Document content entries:

+++

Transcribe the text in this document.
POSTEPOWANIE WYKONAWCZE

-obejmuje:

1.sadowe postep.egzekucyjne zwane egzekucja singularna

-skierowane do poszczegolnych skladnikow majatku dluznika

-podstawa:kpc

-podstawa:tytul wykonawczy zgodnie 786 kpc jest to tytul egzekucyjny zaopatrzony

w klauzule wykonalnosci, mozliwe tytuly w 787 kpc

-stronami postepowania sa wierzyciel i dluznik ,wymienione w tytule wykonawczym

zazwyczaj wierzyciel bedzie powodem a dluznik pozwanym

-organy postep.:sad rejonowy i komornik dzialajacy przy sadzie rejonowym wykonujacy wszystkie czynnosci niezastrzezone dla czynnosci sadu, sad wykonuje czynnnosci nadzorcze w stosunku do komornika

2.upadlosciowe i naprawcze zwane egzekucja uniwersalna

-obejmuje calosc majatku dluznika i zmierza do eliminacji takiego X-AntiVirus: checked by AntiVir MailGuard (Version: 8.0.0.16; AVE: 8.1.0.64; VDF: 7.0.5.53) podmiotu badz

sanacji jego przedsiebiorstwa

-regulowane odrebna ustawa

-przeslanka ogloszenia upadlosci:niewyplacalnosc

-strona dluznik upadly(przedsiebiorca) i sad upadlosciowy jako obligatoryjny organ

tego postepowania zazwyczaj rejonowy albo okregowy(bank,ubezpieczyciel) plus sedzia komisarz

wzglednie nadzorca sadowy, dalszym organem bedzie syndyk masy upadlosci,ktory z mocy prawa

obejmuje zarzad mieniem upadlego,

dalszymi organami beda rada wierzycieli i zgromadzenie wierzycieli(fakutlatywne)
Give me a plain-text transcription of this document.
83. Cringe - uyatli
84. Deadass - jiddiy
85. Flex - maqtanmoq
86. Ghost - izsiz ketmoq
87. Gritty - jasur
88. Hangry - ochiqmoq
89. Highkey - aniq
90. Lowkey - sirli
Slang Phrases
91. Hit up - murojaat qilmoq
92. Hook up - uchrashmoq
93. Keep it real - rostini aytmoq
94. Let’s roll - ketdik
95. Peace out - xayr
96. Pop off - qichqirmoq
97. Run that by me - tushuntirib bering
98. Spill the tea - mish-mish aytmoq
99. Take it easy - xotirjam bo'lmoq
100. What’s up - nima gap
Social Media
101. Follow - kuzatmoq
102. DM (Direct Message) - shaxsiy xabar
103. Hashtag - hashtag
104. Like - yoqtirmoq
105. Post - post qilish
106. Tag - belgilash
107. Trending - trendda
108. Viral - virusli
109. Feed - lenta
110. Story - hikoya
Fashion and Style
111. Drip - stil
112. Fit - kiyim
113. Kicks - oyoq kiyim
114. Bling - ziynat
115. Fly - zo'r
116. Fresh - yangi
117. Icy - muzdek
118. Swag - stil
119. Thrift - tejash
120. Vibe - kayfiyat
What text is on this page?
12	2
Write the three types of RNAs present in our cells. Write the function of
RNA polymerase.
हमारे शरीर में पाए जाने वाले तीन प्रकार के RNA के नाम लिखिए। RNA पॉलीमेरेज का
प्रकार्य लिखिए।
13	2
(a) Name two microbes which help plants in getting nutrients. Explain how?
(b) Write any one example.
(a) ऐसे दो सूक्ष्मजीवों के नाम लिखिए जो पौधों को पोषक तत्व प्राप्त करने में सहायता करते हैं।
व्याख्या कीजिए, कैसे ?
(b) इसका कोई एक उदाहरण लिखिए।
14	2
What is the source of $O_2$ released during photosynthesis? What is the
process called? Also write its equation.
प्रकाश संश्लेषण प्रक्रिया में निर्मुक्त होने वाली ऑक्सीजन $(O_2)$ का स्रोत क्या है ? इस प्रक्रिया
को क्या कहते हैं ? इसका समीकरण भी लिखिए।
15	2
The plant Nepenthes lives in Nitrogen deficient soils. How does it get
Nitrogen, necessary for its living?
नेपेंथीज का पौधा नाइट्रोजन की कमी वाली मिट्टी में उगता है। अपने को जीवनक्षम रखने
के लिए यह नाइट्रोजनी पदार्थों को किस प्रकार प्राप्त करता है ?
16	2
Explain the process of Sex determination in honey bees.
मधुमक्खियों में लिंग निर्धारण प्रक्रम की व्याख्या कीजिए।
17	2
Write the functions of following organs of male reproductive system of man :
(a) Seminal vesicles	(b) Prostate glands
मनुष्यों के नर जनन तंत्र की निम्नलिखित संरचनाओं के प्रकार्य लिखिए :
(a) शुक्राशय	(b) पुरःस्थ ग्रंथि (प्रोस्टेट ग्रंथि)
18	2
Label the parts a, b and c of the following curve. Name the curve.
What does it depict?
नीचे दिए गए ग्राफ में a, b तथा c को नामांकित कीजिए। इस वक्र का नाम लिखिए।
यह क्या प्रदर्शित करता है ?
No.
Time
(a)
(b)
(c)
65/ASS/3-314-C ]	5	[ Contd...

+++

**PROMPT:** Write every entry out again exactly.

**REPLY:**
Transcribe the text in this document.
POSTEPOWANIE WYKONAWCZE

-obejmuje:

1.sadowe postep.egzekucyjne zwane egzekucja singularna

-skierowane do poszczegolnych skladnikow majatku dluznika

-podstawa:kpc

-podstawa:tytul wykonawczy zgodnie 786 kpc jest to tytul egzekucyjny zaopatrzony

w klauzule wykonalnosci, mozliwe tytuly w 787 kpc

-stronami postepowania sa wierzyciel i dluznik ,wymienione w tytule wykonawczym

zazwyczaj wierzyciel bedzie powodem a dluznik pozwanym

-organy postep.:sad rejonowy i komornik dzialajacy przy sadzie rejonowym wykonujacy wszystkie czynnosci niezastrzezone dla czynnosci sadu, sad wykonuje czynnnosci nadzorcze w stosunku do komornika

2.upadlosciowe i naprawcze zwane egzekucja uniwersalna

-obejmuje calosc majatku dluznika i zmierza do eliminacji takiego X-AntiVirus: checked by AntiVir MailGuard (Version: 8.0.0.16; AVE: 8.1.0.64; VDF: 7.0.5.53) podmiotu badz

sanacji jego przedsiebiorstwa

-regulowane odrebna ustawa

-przeslanka ogloszenia upadlosci:niewyplacalnosc

-strona dluznik upadly(przedsiebiorca) i sad upadlosciowy jako obligatoryjny organ

tego postepowania zazwyczaj rejonowy albo okregowy(bank,ubezpieczyciel) plus sedzia komisarz

wzglednie nadzorca sadowy, dalszym organem bedzie syndyk masy upadlosci,ktory z mocy prawa

obejmuje zarzad mieniem upadlego,

dalszymi organami beda rada wierzycieli i zgromadzenie wierzycieli(fakutlatywne)
Give me a plain-text transcription of this document.
83. Cringe - uyatli
84. Deadass - jiddiy
85. Flex - maqtanmoq
86. Ghost - izsiz ketmoq
87. Gritty - jasur
88. Hangry - ochiqmoq
89. Highkey - aniq
90. Lowkey - sirli
Slang Phrases
91. Hit up - murojaat qilmoq
92. Hook up - uchrashmoq
93. Keep it real - rostini aytmoq
94. Let’s roll - ketdik
95. Peace out - xayr
96. Pop off - qichqirmoq
97. Run that by me - tushuntirib bering
98. Spill the tea - mish-mish aytmoq
99. Take it easy - xotirjam bo'lmoq
100. What’s up - nima gap
Social Media
101. Follow - kuzatmoq
102. DM (Direct Message) - shaxsiy xabar
103. Hashtag - hashtag
104. Like - yoqtirmoq
105. Post - post qilish
106. Tag - belgilash
107. Trending - trendda
108. Viral - virusli
109. Feed - lenta
110. Story - hikoya
Fashion and Style
111. Drip - stil
112. Fit - kiyim
113. Kicks - oyoq kiyim
114. Bling - ziynat
115. Fly - zo'r
116. Fresh - yangi
117. Icy - muzdek
118. Swag - stil
119. Thrift - tejash
120. Vibe - kayfiyat
What text is on this page?
12	2
Write the three types of RNAs present in our cells. Write the function of
RNA polymerase.
हमारे शरीर में पाए जाने वाले तीन प्रकार के RNA के नाम लिखिए। RNA पॉलीमेरेज का
प्रकार्य लिखिए।
13	2
(a) Name two microbes which help plants in getting nutrients. Explain how?
(b) Write any one example.
(a) ऐसे दो सूक्ष्मजीवों के नाम लिखिए जो पौधों को पोषक तत्व प्राप्त करने में सहायता करते हैं।
व्याख्या कीजिए, कैसे ?
(b) इसका कोई एक उदाहरण लिखिए।
14	2
What is the source of $O_2$ released during photosynthesis? What is the
process called? Also write its equation.
प्रकाश संश्लेषण प्रक्रिया में निर्मुक्त होने वाली ऑक्सीजन $(O_2)$ का स्रोत क्या है ? इस प्रक्रिया
को क्या कहते हैं ? इसका समीकरण भी लिखिए।
15	2
The plant Nepenthes lives in Nitrogen deficient soils. How does it get
Nitrogen, necessary for its living?
नेपेंथीज का पौधा नाइट्रोजन की कमी वाली मिट्टी में उगता है। अपने को जीवनक्षम रखने
के लिए यह नाइट्रोजनी पदार्थों को किस प्रकार प्राप्त करता है ?
16	2
Explain the process of Sex determination in honey bees.
मधुमक्खियों में लिंग निर्धारण प्रक्रम की व्याख्या कीजिए।
17	2
Write the functions of following organs of male reproductive system of man :
(a) Seminal vesicles	(b) Prostate glands
मनुष्यों के नर जनन तंत्र की निम्नलिखित संरचनाओं के प्रकार्य लिखिए :
(a) शुक्राशय	(b) पुरःस्थ ग्रंथि (प्रोस्टेट ग्रंथि)
18	2
Label the parts a, b and c of the following curve. Name the curve.
What does it depict?
नीचे दिए गए ग्राफ में a, b तथा c को नामांकित कीजिए। इस वक्र का नाम लिखिए।
यह क्या प्रदर्शित करता है ?
No.
Time
(a)
(b)
(c)
65/ASS/3-314-C ]	5	[ Contd...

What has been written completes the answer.